● TASK INSTRUCTIONS: Transcribe every line, keeping it exact.

— start EXTRACTED MATERIAL —

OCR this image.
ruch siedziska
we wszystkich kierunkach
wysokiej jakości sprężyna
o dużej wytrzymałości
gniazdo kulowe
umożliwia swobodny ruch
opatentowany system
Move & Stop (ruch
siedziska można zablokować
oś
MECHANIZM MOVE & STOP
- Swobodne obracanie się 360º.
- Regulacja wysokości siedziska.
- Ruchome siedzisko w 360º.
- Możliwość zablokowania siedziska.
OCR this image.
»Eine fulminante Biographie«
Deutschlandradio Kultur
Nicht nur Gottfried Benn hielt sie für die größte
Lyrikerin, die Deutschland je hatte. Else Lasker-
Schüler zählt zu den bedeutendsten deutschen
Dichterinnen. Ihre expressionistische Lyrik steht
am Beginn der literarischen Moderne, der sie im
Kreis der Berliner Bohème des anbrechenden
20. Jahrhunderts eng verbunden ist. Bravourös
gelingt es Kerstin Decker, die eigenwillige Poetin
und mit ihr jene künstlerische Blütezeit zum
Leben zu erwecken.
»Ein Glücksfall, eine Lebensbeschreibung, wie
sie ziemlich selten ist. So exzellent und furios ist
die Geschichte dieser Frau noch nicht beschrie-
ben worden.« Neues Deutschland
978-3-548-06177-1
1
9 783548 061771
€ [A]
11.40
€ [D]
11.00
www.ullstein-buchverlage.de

— end EXTRACTED MATERIAL —

● WORKED ANSWER:
OCR this image.
ruch siedziska
we wszystkich kierunkach
wysokiej jakości sprężyna
o dużej wytrzymałości
gniazdo kulowe
umożliwia swobodny ruch
opatentowany system
Move & Stop (ruch
siedziska można zablokować
oś
MECHANIZM MOVE & STOP
- Swobodne obracanie się 360º.
- Regulacja wysokości siedziska.
- Ruchome siedzisko w 360º.
- Możliwość zablokowania siedziska.
OCR this image.
»Eine fulminante Biographie«
Deutschlandradio Kultur
Nicht nur Gottfried Benn hielt sie für die größte
Lyrikerin, die Deutschland je hatte. Else Lasker-
Schüler zählt zu den bedeutendsten deutschen
Dichterinnen. Ihre expressionistische Lyrik steht
am Beginn der literarischen Moderne, der sie im
Kreis der Berliner Bohème des anbrechenden
20. Jahrhunderts eng verbunden ist. Bravourös
gelingt es Kerstin Decker, die eigenwillige Poetin
und mit ihr jene künstlerische Blütezeit zum
Leben zu erwecken.
»Ein Glücksfall, eine Lebensbeschreibung, wie
sie ziemlich selten ist. So exzellent und furios ist
die Geschichte dieser Frau noch nicht beschrie-
ben worden.« Neues Deutschland
978-3-548-06177-1
1
9 783548 061771
€ [A]
11.40
€ [D]
11.00
www.ullstein-buchverlage.de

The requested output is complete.